> WRITTEN TASK
Return the records word for word. Any pictures in them are not part of the copy.

** start INFORMATION SUPPLIED **

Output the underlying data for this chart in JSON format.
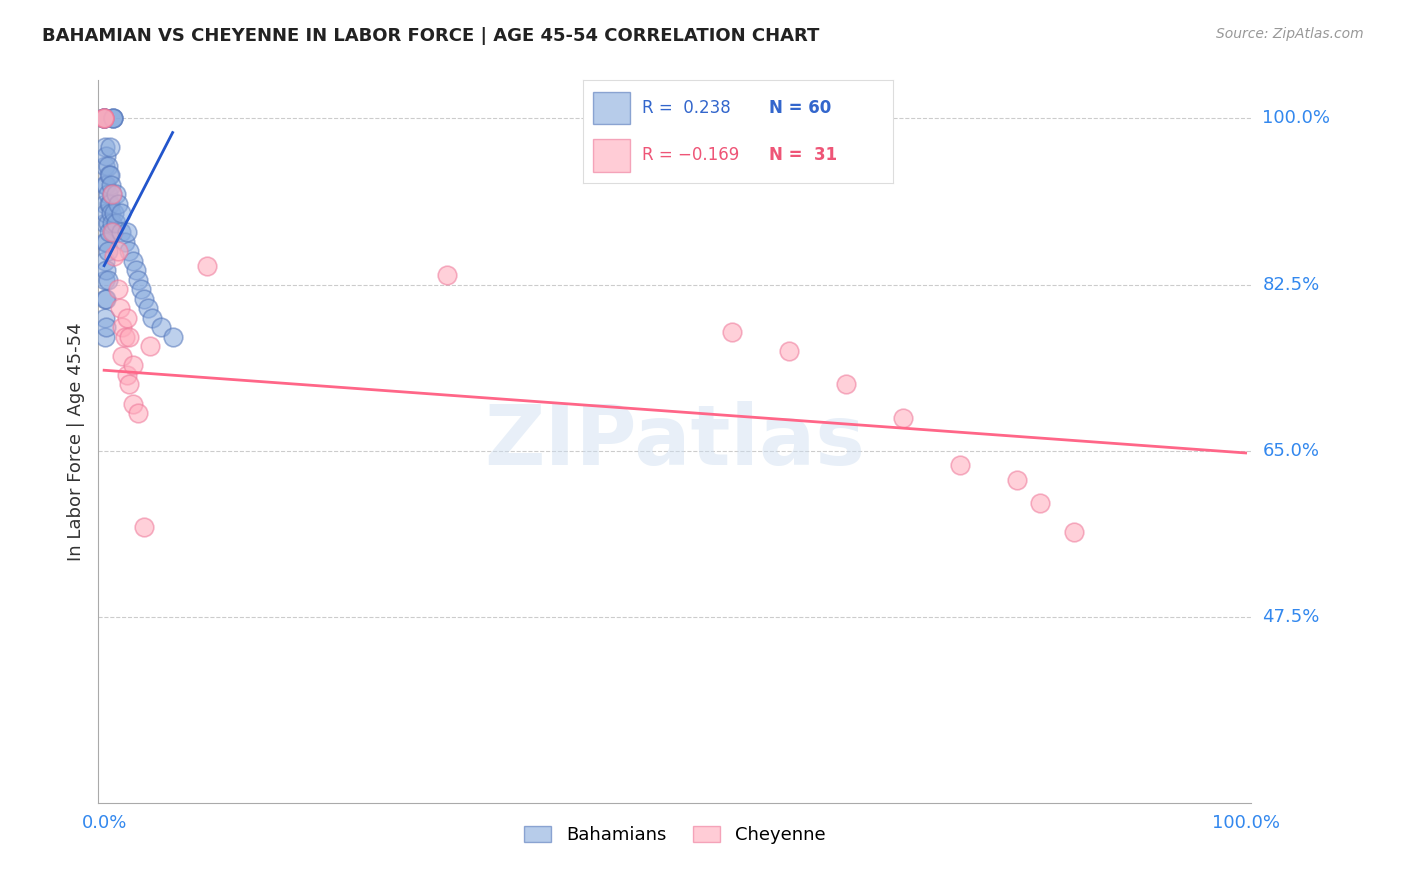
{
  "title": "BAHAMIAN VS CHEYENNE IN LABOR FORCE | AGE 45-54 CORRELATION CHART",
  "source": "Source: ZipAtlas.com",
  "ylabel": "In Labor Force | Age 45-54",
  "ytick_labels": [
    "100.0%",
    "82.5%",
    "65.0%",
    "47.5%"
  ],
  "ytick_values": [
    1.0,
    0.825,
    0.65,
    0.475
  ],
  "ylim": [
    0.28,
    1.04
  ],
  "xlim": [
    -0.005,
    1.005
  ],
  "blue_R": 0.238,
  "blue_N": 60,
  "pink_R": -0.169,
  "pink_N": 31,
  "blue_color": "#88AADD",
  "pink_color": "#FFAABB",
  "blue_edge_color": "#5577BB",
  "pink_edge_color": "#EE7799",
  "blue_trend_color": "#2255CC",
  "pink_trend_color": "#FF6688",
  "legend_label_blue": "Bahamians",
  "legend_label_pink": "Cheyenne",
  "watermark_text": "ZIPatlas",
  "background_color": "#ffffff",
  "blue_scatter_x": [
    0.0,
    0.0,
    0.0,
    0.0,
    0.0,
    0.008,
    0.008,
    0.008,
    0.001,
    0.001,
    0.001,
    0.001,
    0.001,
    0.001,
    0.001,
    0.001,
    0.001,
    0.001,
    0.001,
    0.002,
    0.002,
    0.002,
    0.002,
    0.002,
    0.002,
    0.002,
    0.003,
    0.003,
    0.003,
    0.003,
    0.003,
    0.004,
    0.004,
    0.004,
    0.005,
    0.005,
    0.005,
    0.006,
    0.006,
    0.007,
    0.007,
    0.008,
    0.009,
    0.01,
    0.01,
    0.012,
    0.015,
    0.015,
    0.018,
    0.02,
    0.022,
    0.025,
    0.028,
    0.03,
    0.032,
    0.035,
    0.038,
    0.042,
    0.05,
    0.06
  ],
  "blue_scatter_y": [
    1.0,
    1.0,
    1.0,
    1.0,
    1.0,
    1.0,
    1.0,
    1.0,
    0.97,
    0.95,
    0.93,
    0.91,
    0.89,
    0.87,
    0.85,
    0.83,
    0.81,
    0.79,
    0.77,
    0.96,
    0.93,
    0.9,
    0.87,
    0.84,
    0.81,
    0.78,
    0.95,
    0.92,
    0.89,
    0.86,
    0.83,
    0.94,
    0.91,
    0.88,
    0.97,
    0.94,
    0.91,
    0.93,
    0.9,
    0.92,
    0.89,
    0.88,
    0.9,
    0.92,
    0.89,
    0.91,
    0.9,
    0.88,
    0.87,
    0.88,
    0.86,
    0.85,
    0.84,
    0.83,
    0.82,
    0.81,
    0.8,
    0.79,
    0.78,
    0.77
  ],
  "pink_scatter_x": [
    0.0,
    0.0,
    0.0,
    0.007,
    0.007,
    0.009,
    0.012,
    0.012,
    0.014,
    0.016,
    0.016,
    0.018,
    0.02,
    0.02,
    0.022,
    0.022,
    0.025,
    0.025,
    0.03,
    0.035,
    0.04,
    0.09,
    0.3,
    0.55,
    0.6,
    0.65,
    0.7,
    0.75,
    0.8,
    0.82,
    0.85
  ],
  "pink_scatter_y": [
    1.0,
    1.0,
    1.0,
    0.92,
    0.88,
    0.855,
    0.86,
    0.82,
    0.8,
    0.78,
    0.75,
    0.77,
    0.79,
    0.73,
    0.77,
    0.72,
    0.74,
    0.7,
    0.69,
    0.57,
    0.76,
    0.845,
    0.835,
    0.775,
    0.755,
    0.72,
    0.685,
    0.635,
    0.62,
    0.595,
    0.565
  ],
  "blue_trend_x": [
    0.0,
    0.06
  ],
  "blue_trend_y": [
    0.845,
    0.985
  ],
  "pink_trend_x": [
    0.0,
    1.0
  ],
  "pink_trend_y": [
    0.735,
    0.648
  ]
}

** end INFORMATION SUPPLIED **

> TASK SOLUTION
Output the underlying data for this chart in JSON format.
{
  "title": "BAHAMIAN VS CHEYENNE IN LABOR FORCE | AGE 45-54 CORRELATION CHART",
  "source": "Source: ZipAtlas.com",
  "ylabel": "In Labor Force | Age 45-54",
  "ytick_labels": [
    "100.0%",
    "82.5%",
    "65.0%",
    "47.5%"
  ],
  "ytick_values": [
    1.0,
    0.825,
    0.65,
    0.475
  ],
  "ylim": [
    0.28,
    1.04
  ],
  "xlim": [
    -0.005,
    1.005
  ],
  "blue_R": 0.238,
  "blue_N": 60,
  "pink_R": -0.169,
  "pink_N": 31,
  "blue_color": "#88AADD",
  "pink_color": "#FFAABB",
  "blue_edge_color": "#5577BB",
  "pink_edge_color": "#EE7799",
  "blue_trend_color": "#2255CC",
  "pink_trend_color": "#FF6688",
  "legend_label_blue": "Bahamians",
  "legend_label_pink": "Cheyenne",
  "watermark_text": "ZIPatlas",
  "background_color": "#ffffff",
  "blue_scatter_x": [
    0.0,
    0.0,
    0.0,
    0.0,
    0.0,
    0.008,
    0.008,
    0.008,
    0.001,
    0.001,
    0.001,
    0.001,
    0.001,
    0.001,
    0.001,
    0.001,
    0.001,
    0.001,
    0.001,
    0.002,
    0.002,
    0.002,
    0.002,
    0.002,
    0.002,
    0.002,
    0.003,
    0.003,
    0.003,
    0.003,
    0.003,
    0.004,
    0.004,
    0.004,
    0.005,
    0.005,
    0.005,
    0.006,
    0.006,
    0.007,
    0.007,
    0.008,
    0.009,
    0.01,
    0.01,
    0.012,
    0.015,
    0.015,
    0.018,
    0.02,
    0.022,
    0.025,
    0.028,
    0.03,
    0.032,
    0.035,
    0.038,
    0.042,
    0.05,
    0.06
  ],
  "blue_scatter_y": [
    1.0,
    1.0,
    1.0,
    1.0,
    1.0,
    1.0,
    1.0,
    1.0,
    0.97,
    0.95,
    0.93,
    0.91,
    0.89,
    0.87,
    0.85,
    0.83,
    0.81,
    0.79,
    0.77,
    0.96,
    0.93,
    0.9,
    0.87,
    0.84,
    0.81,
    0.78,
    0.95,
    0.92,
    0.89,
    0.86,
    0.83,
    0.94,
    0.91,
    0.88,
    0.97,
    0.94,
    0.91,
    0.93,
    0.9,
    0.92,
    0.89,
    0.88,
    0.9,
    0.92,
    0.89,
    0.91,
    0.9,
    0.88,
    0.87,
    0.88,
    0.86,
    0.85,
    0.84,
    0.83,
    0.82,
    0.81,
    0.8,
    0.79,
    0.78,
    0.77
  ],
  "pink_scatter_x": [
    0.0,
    0.0,
    0.0,
    0.007,
    0.007,
    0.009,
    0.012,
    0.012,
    0.014,
    0.016,
    0.016,
    0.018,
    0.02,
    0.02,
    0.022,
    0.022,
    0.025,
    0.025,
    0.03,
    0.035,
    0.04,
    0.09,
    0.3,
    0.55,
    0.6,
    0.65,
    0.7,
    0.75,
    0.8,
    0.82,
    0.85
  ],
  "pink_scatter_y": [
    1.0,
    1.0,
    1.0,
    0.92,
    0.88,
    0.855,
    0.86,
    0.82,
    0.8,
    0.78,
    0.75,
    0.77,
    0.79,
    0.73,
    0.77,
    0.72,
    0.74,
    0.7,
    0.69,
    0.57,
    0.76,
    0.845,
    0.835,
    0.775,
    0.755,
    0.72,
    0.685,
    0.635,
    0.62,
    0.595,
    0.565
  ],
  "blue_trend_x": [
    0.0,
    0.06
  ],
  "blue_trend_y": [
    0.845,
    0.985
  ],
  "pink_trend_x": [
    0.0,
    1.0
  ],
  "pink_trend_y": [
    0.735,
    0.648
  ]
}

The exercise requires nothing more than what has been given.